WHAT TO PRODUCE:
Where a line holds "ylabel", copy it.

LISTED RECORDS:
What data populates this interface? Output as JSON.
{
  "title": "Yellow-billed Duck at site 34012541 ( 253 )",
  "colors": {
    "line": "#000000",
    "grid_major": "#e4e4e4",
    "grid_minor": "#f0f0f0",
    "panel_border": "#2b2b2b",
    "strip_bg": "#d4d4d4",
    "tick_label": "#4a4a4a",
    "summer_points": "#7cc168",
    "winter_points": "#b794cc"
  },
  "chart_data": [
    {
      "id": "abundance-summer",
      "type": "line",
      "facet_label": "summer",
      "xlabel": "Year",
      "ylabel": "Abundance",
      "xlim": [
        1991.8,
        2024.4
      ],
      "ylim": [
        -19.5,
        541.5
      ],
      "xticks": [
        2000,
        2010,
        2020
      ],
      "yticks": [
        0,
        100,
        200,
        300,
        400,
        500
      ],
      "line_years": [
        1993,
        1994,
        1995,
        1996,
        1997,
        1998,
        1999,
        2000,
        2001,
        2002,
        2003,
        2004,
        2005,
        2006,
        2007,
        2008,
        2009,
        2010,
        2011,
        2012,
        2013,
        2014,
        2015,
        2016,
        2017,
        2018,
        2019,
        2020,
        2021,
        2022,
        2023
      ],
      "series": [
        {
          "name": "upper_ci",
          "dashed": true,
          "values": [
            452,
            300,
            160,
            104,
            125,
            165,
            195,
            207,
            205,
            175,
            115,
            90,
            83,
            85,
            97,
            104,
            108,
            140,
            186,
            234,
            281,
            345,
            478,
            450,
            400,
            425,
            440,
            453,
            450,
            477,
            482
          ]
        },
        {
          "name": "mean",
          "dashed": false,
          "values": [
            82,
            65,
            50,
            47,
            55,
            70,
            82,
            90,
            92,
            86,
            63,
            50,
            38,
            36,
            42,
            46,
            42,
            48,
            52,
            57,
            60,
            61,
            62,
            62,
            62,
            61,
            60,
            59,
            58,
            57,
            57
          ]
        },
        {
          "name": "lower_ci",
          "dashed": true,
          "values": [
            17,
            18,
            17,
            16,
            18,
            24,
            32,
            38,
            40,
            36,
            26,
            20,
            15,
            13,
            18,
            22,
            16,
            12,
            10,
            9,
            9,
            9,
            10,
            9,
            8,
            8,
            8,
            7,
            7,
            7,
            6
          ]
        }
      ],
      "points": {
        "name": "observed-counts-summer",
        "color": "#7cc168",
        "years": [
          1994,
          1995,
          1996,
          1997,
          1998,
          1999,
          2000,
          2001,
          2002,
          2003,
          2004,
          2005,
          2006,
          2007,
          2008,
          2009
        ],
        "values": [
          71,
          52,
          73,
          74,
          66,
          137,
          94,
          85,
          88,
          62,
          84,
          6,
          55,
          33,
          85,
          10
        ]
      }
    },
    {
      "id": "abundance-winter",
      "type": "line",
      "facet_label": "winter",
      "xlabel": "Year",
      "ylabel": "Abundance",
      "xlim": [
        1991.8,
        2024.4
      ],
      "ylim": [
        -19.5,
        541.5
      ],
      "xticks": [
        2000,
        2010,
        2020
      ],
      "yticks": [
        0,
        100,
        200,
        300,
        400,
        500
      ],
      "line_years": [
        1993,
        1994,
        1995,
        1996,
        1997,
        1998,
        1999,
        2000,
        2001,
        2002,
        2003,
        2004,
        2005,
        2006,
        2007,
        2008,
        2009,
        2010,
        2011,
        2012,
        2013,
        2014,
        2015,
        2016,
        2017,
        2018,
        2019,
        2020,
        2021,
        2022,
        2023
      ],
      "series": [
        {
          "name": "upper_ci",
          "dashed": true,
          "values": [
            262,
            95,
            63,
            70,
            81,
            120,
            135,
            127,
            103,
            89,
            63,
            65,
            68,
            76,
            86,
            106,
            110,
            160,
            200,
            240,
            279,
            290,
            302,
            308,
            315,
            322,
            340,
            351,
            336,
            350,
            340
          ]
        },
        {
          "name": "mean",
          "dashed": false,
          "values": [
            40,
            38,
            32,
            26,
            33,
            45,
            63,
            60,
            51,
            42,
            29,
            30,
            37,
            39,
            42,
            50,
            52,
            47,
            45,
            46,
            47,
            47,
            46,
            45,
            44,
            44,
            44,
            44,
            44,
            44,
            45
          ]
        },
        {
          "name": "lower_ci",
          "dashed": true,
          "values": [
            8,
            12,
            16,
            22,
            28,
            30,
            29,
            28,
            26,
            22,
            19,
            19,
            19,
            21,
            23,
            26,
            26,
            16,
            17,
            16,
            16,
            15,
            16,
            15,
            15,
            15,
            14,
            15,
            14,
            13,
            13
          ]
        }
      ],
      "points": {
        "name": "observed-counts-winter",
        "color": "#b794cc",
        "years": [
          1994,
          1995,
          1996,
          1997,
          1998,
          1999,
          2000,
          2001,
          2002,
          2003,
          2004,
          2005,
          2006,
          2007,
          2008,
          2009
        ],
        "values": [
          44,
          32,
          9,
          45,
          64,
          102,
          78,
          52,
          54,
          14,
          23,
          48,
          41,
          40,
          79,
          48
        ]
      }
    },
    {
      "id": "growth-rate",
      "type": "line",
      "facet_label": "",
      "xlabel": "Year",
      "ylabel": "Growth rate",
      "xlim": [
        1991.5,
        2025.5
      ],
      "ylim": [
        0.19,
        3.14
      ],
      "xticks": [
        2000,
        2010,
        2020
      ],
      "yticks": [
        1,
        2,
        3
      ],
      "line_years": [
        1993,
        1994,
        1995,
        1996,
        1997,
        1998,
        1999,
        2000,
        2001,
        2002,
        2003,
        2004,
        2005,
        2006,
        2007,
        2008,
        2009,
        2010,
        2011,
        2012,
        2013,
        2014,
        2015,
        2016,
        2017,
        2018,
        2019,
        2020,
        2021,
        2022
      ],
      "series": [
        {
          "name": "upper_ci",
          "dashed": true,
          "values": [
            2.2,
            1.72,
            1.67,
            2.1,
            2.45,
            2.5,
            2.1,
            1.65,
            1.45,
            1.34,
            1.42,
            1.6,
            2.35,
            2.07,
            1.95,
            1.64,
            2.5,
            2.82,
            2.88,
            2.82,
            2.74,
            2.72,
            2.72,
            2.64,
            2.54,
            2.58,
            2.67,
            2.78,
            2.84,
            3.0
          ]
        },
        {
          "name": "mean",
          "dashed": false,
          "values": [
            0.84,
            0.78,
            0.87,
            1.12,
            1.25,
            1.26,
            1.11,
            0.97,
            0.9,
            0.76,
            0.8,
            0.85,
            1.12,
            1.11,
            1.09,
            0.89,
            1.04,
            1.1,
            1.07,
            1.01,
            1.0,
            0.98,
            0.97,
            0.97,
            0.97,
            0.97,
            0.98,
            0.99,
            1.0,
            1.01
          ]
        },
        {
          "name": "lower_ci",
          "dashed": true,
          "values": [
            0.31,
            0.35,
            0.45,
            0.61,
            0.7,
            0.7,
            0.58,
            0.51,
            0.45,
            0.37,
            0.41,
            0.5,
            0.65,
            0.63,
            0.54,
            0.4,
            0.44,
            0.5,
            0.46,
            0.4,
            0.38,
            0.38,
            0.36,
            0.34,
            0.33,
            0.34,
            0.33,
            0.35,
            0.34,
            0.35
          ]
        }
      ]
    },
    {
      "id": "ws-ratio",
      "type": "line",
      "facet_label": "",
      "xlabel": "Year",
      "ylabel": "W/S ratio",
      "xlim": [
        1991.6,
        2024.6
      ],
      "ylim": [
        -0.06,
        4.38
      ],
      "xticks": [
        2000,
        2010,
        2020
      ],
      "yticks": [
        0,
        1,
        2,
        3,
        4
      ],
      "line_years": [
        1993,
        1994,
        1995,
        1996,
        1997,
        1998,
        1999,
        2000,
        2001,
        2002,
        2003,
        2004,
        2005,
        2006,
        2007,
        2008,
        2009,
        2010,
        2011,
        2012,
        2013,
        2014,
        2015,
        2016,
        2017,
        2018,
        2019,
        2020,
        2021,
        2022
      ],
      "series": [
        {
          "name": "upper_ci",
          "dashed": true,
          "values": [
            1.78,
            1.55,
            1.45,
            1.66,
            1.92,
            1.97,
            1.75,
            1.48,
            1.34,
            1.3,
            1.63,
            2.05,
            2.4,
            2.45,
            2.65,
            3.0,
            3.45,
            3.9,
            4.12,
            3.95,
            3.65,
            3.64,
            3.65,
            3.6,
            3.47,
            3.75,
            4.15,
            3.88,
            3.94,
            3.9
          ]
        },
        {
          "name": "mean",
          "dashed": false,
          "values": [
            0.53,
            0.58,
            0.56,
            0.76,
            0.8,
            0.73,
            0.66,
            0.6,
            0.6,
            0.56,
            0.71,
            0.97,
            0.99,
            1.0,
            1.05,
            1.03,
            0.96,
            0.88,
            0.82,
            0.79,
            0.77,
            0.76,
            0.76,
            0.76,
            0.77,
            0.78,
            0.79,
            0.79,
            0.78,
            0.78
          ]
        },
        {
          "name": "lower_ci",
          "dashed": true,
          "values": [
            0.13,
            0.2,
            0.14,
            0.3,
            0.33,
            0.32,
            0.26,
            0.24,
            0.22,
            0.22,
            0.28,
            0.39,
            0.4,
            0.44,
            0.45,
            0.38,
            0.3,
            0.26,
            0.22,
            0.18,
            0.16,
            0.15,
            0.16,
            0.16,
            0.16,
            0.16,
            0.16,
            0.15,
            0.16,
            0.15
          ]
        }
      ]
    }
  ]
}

SOLUTION TO THIS EXERCISE:
      "ylabel": "Abundance",
      "ylabel": "Abundance",
      "ylabel": "Growth rate",
      "ylabel": "W/S ratio",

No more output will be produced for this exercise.